THE PROBLEM. Locate all lines with the word "What" and copy them out.

Saved data entries:
------------------------------------------------
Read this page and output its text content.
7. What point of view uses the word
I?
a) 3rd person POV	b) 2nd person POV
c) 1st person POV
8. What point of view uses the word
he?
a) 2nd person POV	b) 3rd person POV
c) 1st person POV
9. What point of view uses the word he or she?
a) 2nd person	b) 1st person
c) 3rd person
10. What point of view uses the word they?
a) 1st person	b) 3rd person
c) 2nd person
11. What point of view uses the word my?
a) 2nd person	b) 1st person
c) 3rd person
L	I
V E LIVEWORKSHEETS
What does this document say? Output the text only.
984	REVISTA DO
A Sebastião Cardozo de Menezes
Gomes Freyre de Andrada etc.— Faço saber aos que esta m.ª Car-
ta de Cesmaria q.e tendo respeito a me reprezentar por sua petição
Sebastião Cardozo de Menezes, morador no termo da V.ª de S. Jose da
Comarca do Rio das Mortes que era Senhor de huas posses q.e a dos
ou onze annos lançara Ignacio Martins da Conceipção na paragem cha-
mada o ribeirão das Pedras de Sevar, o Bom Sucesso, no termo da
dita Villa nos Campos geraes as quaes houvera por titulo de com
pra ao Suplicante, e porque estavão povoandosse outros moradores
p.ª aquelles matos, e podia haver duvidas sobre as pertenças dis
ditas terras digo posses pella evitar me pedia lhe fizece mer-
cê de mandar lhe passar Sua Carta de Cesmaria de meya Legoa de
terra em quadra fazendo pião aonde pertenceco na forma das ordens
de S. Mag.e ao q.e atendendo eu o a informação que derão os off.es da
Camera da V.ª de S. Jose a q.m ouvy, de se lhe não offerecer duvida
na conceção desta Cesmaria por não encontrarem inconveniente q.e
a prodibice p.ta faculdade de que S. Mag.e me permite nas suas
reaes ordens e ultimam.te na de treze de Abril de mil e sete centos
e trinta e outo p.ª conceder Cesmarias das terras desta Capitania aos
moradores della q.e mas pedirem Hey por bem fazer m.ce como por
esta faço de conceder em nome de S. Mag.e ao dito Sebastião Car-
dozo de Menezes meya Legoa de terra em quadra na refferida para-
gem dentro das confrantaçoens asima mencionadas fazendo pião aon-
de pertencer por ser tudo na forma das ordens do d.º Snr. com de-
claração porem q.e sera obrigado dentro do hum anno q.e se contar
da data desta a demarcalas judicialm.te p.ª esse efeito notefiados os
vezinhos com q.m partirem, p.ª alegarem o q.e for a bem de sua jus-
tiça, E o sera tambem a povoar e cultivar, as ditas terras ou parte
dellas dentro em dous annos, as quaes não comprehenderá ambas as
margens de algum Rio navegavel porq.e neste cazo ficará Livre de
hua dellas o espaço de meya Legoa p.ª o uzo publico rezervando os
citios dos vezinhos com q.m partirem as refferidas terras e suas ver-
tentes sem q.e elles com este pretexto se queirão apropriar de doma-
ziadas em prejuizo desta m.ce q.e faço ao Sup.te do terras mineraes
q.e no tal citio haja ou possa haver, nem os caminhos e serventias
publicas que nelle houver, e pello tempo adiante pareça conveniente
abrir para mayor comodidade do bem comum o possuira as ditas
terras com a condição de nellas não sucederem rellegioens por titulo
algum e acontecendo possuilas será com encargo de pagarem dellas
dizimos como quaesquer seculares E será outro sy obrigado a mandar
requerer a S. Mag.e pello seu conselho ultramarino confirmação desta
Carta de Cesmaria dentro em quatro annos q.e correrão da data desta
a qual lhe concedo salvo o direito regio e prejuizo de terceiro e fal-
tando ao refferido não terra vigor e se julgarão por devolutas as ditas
------------------------------------------------
RESULT OF THIS TASK.
7. What point of view uses the word
8. What point of view uses the word
9. What point of view uses the word he or she?
10. What point of view uses the word they?
11. What point of view uses the word my?
What does this document say? Output the text only.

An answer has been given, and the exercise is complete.